[EXERCISE OBJECTIVE]
For the records below, give the count of lines holding the word "tune" and nothing more.

----

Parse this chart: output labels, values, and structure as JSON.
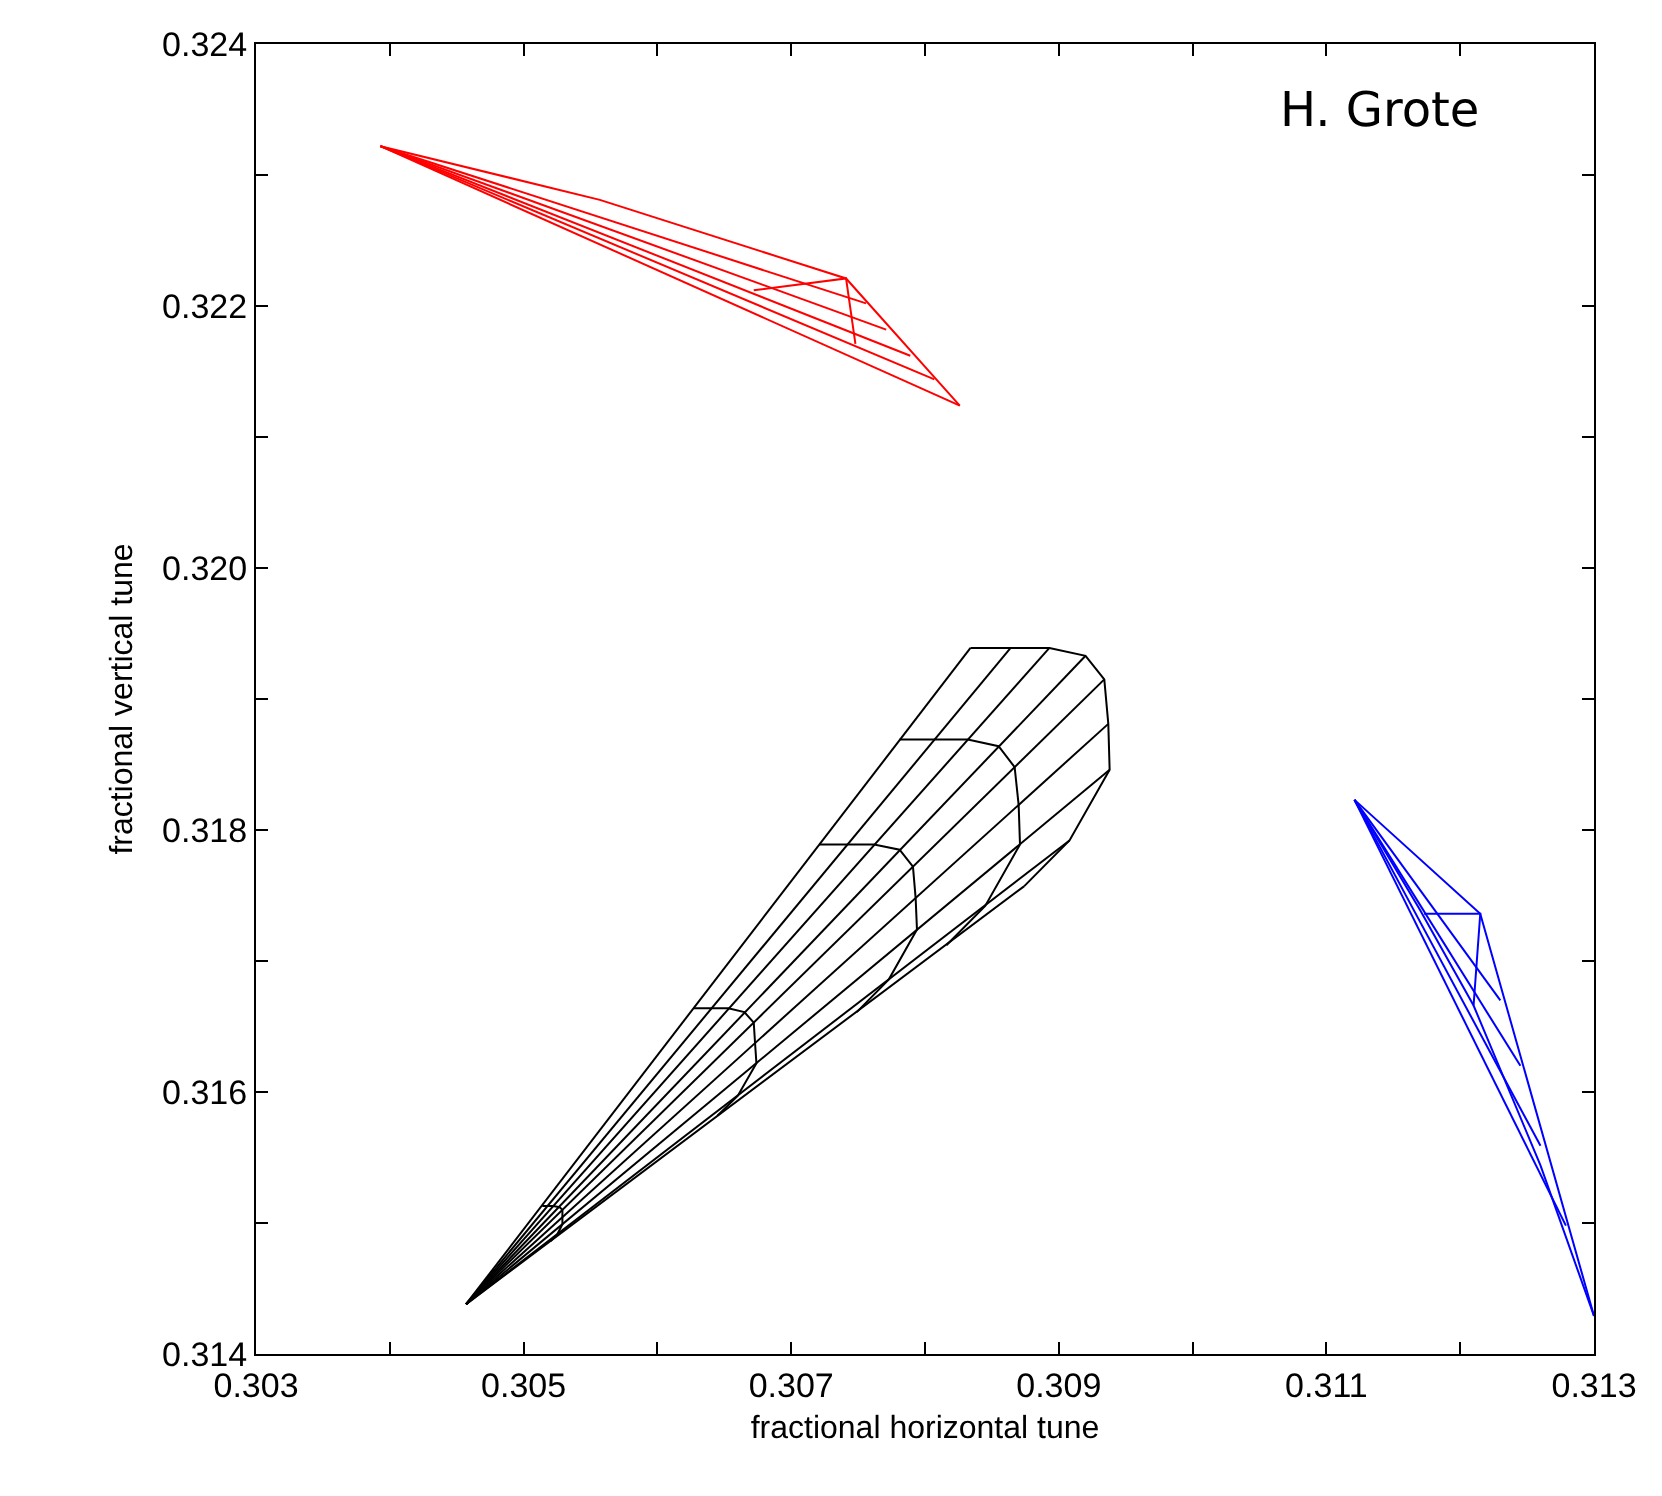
{
  "chart_data": {
    "type": "line",
    "xlabel": "fractional horizontal tune",
    "ylabel": "fractional vertical tune",
    "annotations": [
      "H. Grote"
    ],
    "xlim": [
      0.303,
      0.313
    ],
    "xticks": [
      0.303,
      {
        "value": 0.304,
        "label": null
      },
      0.305,
      {
        "value": 0.306,
        "label": null
      },
      0.307,
      {
        "value": 0.308,
        "label": null
      },
      0.309,
      {
        "value": 0.31,
        "label": null
      },
      0.311,
      {
        "value": 0.312,
        "label": null
      },
      0.313
    ],
    "ylim": [
      0.314,
      0.324
    ],
    "yticks": [
      0.314,
      {
        "value": 0.315,
        "label": null
      },
      0.316,
      {
        "value": 0.317,
        "label": null
      },
      0.318,
      {
        "value": 0.319,
        "label": null
      },
      {
        "value": 0.32,
        "label": "0.320"
      },
      {
        "value": 0.321,
        "label": null
      },
      0.322,
      {
        "value": 0.323,
        "label": null
      },
      0.324
    ],
    "line_style": "solid",
    "series": [
      {
        "color": "#000000",
        "x": [
          0.30457,
          0.30834,
          null,
          0.30457,
          0.30864,
          null,
          0.30457,
          0.30893,
          null,
          0.30457,
          0.3092,
          null,
          0.30457,
          0.30934,
          null,
          0.30457,
          0.30937,
          null,
          0.30457,
          0.30938,
          null,
          0.30457,
          0.30908,
          null,
          0.30457,
          0.30874,
          null,
          0.30514,
          0.30518,
          0.30522,
          0.30527,
          0.30529,
          0.30529,
          0.30529,
          0.30525,
          0.3052,
          null,
          0.30627,
          0.3064,
          0.30653,
          0.30665,
          0.30672,
          0.30673,
          0.30674,
          0.3066,
          0.30645,
          null,
          0.30721,
          0.30742,
          0.30762,
          0.30781,
          0.30791,
          0.30793,
          0.30794,
          0.30773,
          0.30749,
          null,
          0.30781,
          0.30807,
          0.30832,
          0.30855,
          0.30867,
          0.3087,
          0.30871,
          0.30845,
          0.30816,
          null,
          0.30834,
          0.30864,
          0.30893,
          0.3092,
          0.30934,
          0.30937,
          0.30938,
          0.30908,
          0.30874
        ],
        "values": [
          0.31438,
          0.31939,
          null,
          0.31438,
          0.31939,
          null,
          0.31438,
          0.31939,
          null,
          0.31438,
          0.31933,
          null,
          0.31438,
          0.31915,
          null,
          0.31438,
          0.31881,
          null,
          0.31438,
          0.31846,
          null,
          0.31438,
          0.31792,
          null,
          0.31438,
          0.31757,
          null,
          0.31513,
          0.31513,
          0.31513,
          0.31512,
          0.3151,
          0.31505,
          0.31499,
          0.31491,
          0.31486,
          null,
          0.31664,
          0.31664,
          0.31664,
          0.31661,
          0.31653,
          0.31637,
          0.31622,
          0.31597,
          0.31582,
          null,
          0.31789,
          0.31789,
          0.31789,
          0.31785,
          0.31772,
          0.31748,
          0.31724,
          0.31686,
          0.31661,
          null,
          0.31869,
          0.31869,
          0.31869,
          0.31864,
          0.31848,
          0.31819,
          0.31789,
          0.31742,
          0.31712,
          null,
          0.31939,
          0.31939,
          0.31939,
          0.31933,
          0.31915,
          0.31881,
          0.31846,
          0.31792,
          0.31757
        ]
      },
      {
        "color": "#ff0000",
        "x": [
          0.30393,
          0.30557,
          0.30741,
          0.30826,
          null,
          0.30393,
          0.30756,
          null,
          0.30393,
          0.30771,
          null,
          0.30393,
          0.30789,
          null,
          0.30393,
          0.30807,
          null,
          0.30393,
          0.30826,
          null,
          0.30672,
          0.30741,
          0.30748
        ],
        "values": [
          0.32322,
          0.32281,
          0.32221,
          0.32124,
          null,
          0.32322,
          0.32202,
          null,
          0.32322,
          0.32182,
          null,
          0.32322,
          0.32162,
          null,
          0.32322,
          0.32144,
          null,
          0.32322,
          0.32124,
          null,
          0.32212,
          0.32221,
          0.32171
        ]
      },
      {
        "color": "#0000ff",
        "x": [
          0.31121,
          0.31215,
          0.313,
          null,
          0.31121,
          0.3123,
          null,
          0.31121,
          0.31245,
          null,
          0.31121,
          0.3126,
          null,
          0.31121,
          0.31279,
          null,
          0.31121,
          0.3117,
          0.3121,
          0.3126,
          0.313,
          null,
          0.31173,
          0.31215,
          0.3121
        ],
        "values": [
          0.31823,
          0.31736,
          0.31429,
          null,
          0.31823,
          0.3167,
          null,
          0.31823,
          0.3162,
          null,
          0.31823,
          0.31559,
          null,
          0.31823,
          0.31498,
          null,
          0.31823,
          0.31739,
          0.31666,
          0.31544,
          0.31429,
          null,
          0.31736,
          0.31736,
          0.31666
        ]
      }
    ]
  }
}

----

[TASK RESPONSE]
2